### Data provided
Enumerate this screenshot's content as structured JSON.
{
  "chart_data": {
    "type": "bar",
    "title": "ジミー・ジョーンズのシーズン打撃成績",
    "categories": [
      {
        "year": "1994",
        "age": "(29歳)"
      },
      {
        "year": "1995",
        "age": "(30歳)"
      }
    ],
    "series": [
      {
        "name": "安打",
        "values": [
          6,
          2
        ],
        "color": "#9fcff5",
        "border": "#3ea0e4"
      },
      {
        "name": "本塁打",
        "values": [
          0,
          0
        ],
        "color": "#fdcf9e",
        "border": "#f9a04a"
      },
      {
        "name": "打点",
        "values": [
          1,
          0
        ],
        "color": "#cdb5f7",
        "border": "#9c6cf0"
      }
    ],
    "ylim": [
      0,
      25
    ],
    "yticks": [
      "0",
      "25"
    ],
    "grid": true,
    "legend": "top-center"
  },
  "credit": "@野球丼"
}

### Problem requirements
Show all lines from the records above where the word "color" occurs.

### Expected answer
        "color": "#9fcff5",
        "color": "#fdcf9e",
        "color": "#cdb5f7",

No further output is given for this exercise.